PROBLEM STATEMENT — Don't copy the pictures; return every other part of the records exactly.
═════ MATERIAL PROVIDED
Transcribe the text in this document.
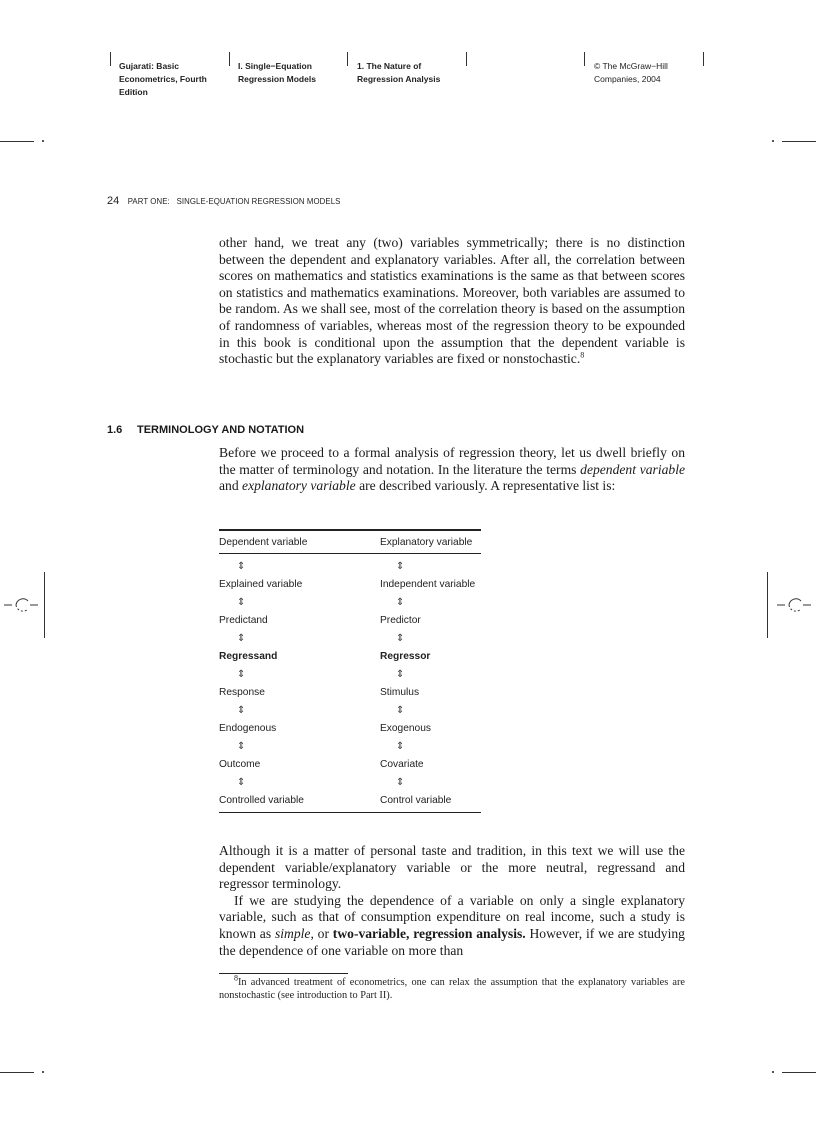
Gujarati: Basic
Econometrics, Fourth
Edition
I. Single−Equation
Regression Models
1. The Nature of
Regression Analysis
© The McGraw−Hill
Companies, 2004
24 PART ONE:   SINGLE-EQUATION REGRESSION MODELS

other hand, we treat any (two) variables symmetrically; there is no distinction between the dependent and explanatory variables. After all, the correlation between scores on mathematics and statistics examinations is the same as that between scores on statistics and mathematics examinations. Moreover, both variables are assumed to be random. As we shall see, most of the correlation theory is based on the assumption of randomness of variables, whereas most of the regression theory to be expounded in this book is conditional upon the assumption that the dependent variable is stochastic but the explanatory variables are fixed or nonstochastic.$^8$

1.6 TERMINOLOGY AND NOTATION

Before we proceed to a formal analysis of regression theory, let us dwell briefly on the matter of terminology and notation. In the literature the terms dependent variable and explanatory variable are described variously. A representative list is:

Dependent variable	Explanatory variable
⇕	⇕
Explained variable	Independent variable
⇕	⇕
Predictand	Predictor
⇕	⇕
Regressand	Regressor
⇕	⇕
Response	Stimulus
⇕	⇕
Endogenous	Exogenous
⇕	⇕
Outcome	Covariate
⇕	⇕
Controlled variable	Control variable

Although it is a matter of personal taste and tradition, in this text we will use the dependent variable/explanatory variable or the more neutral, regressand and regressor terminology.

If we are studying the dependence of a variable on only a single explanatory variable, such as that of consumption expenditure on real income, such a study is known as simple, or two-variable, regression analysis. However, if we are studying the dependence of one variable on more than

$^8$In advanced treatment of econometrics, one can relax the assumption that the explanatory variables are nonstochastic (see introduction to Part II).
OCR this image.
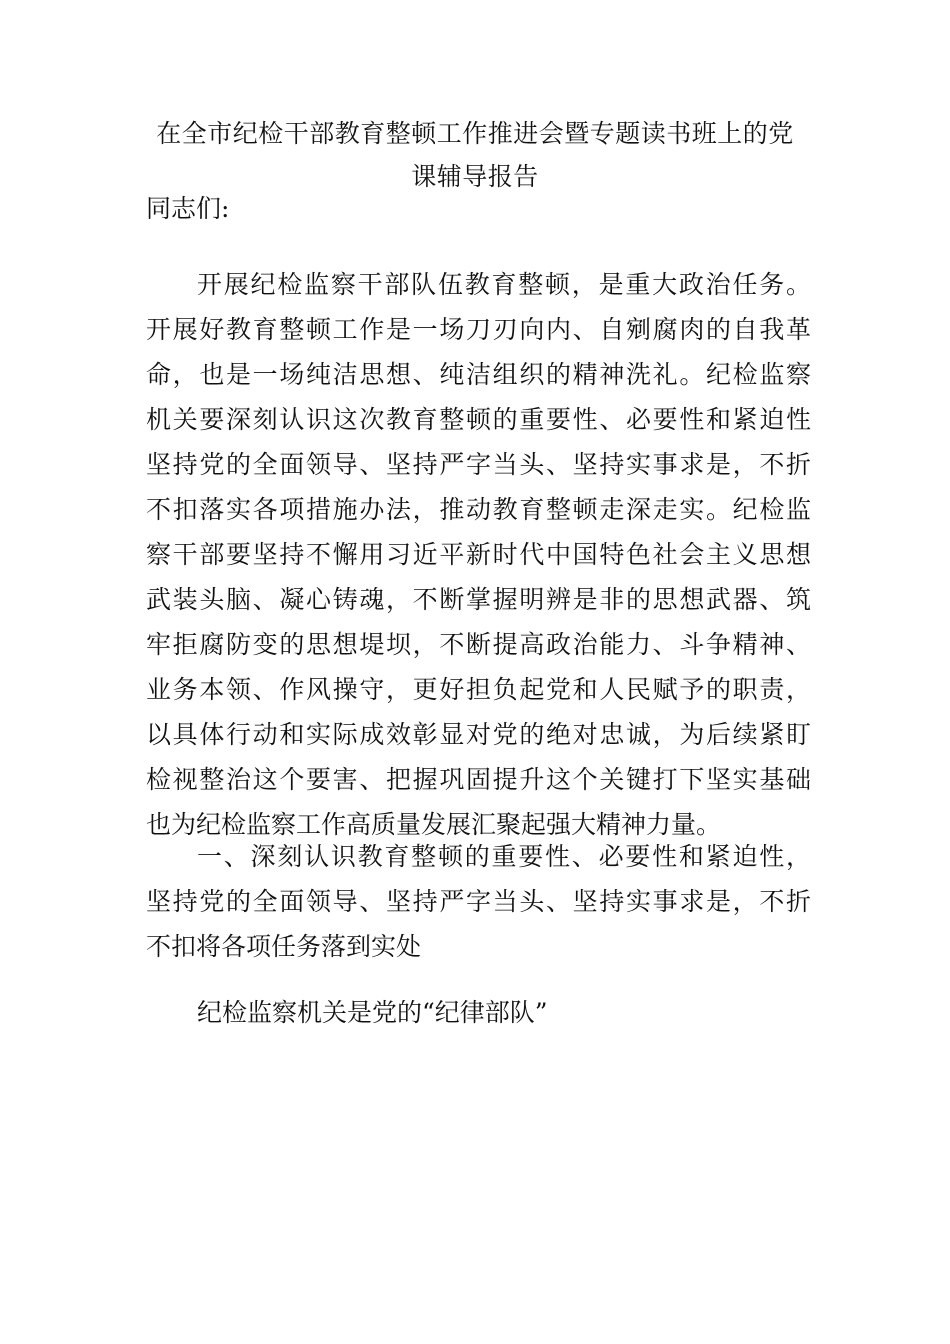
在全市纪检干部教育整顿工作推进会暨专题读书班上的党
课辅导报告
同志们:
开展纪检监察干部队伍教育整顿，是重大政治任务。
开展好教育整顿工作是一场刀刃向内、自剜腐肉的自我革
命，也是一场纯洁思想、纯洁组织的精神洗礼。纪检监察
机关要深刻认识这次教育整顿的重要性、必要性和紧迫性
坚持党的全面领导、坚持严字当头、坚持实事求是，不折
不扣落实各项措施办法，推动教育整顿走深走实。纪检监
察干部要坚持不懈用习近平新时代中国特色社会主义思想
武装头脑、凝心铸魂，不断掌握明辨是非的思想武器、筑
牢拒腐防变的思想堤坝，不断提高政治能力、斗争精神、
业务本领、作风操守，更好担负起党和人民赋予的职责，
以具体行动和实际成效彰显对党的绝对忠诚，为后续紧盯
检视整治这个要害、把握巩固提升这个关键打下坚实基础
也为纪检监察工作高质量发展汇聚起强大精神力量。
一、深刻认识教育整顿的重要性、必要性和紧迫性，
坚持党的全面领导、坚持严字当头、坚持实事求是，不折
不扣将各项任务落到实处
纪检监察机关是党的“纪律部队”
══════════
REPLY TO THE TASK —
Transcribe the text in this document.
Gujarati: Basic
Econometrics, Fourth
Edition
I. Single−Equation
Regression Models
1. The Nature of
Regression Analysis
© The McGraw−Hill
Companies, 2004
24 PART ONE:   SINGLE-EQUATION REGRESSION MODELS

other hand, we treat any (two) variables symmetrically; there is no distinction between the dependent and explanatory variables. After all, the correlation between scores on mathematics and statistics examinations is the same as that between scores on statistics and mathematics examinations. Moreover, both variables are assumed to be random. As we shall see, most of the correlation theory is based on the assumption of randomness of variables, whereas most of the regression theory to be expounded in this book is conditional upon the assumption that the dependent variable is stochastic but the explanatory variables are fixed or nonstochastic.$^8$

1.6 TERMINOLOGY AND NOTATION

Before we proceed to a formal analysis of regression theory, let us dwell briefly on the matter of terminology and notation. In the literature the terms dependent variable and explanatory variable are described variously. A representative list is:

Dependent variable	Explanatory variable
⇕	⇕
Explained variable	Independent variable
⇕	⇕
Predictand	Predictor
⇕	⇕
Regressand	Regressor
⇕	⇕
Response	Stimulus
⇕	⇕
Endogenous	Exogenous
⇕	⇕
Outcome	Covariate
⇕	⇕
Controlled variable	Control variable

Although it is a matter of personal taste and tradition, in this text we will use the dependent variable/explanatory variable or the more neutral, regressand and regressor terminology.

If we are studying the dependence of a variable on only a single explanatory variable, such as that of consumption expenditure on real income, such a study is known as simple, or two-variable, regression analysis. However, if we are studying the dependence of one variable on more than

$^8$In advanced treatment of econometrics, one can relax the assumption that the explanatory variables are nonstochastic (see introduction to Part II).
OCR this image.
在全市纪检干部教育整顿工作推进会暨专题读书班上的党
课辅导报告
同志们:
开展纪检监察干部队伍教育整顿，是重大政治任务。
开展好教育整顿工作是一场刀刃向内、自剜腐肉的自我革
命，也是一场纯洁思想、纯洁组织的精神洗礼。纪检监察
机关要深刻认识这次教育整顿的重要性、必要性和紧迫性
坚持党的全面领导、坚持严字当头、坚持实事求是，不折
不扣落实各项措施办法，推动教育整顿走深走实。纪检监
察干部要坚持不懈用习近平新时代中国特色社会主义思想
武装头脑、凝心铸魂，不断掌握明辨是非的思想武器、筑
牢拒腐防变的思想堤坝，不断提高政治能力、斗争精神、
业务本领、作风操守，更好担负起党和人民赋予的职责，
以具体行动和实际成效彰显对党的绝对忠诚，为后续紧盯
检视整治这个要害、把握巩固提升这个关键打下坚实基础
也为纪检监察工作高质量发展汇聚起强大精神力量。
一、深刻认识教育整顿的重要性、必要性和紧迫性，
坚持党的全面领导、坚持严字当头、坚持实事求是，不折
不扣将各项任务落到实处
纪检监察机关是党的“纪律部队”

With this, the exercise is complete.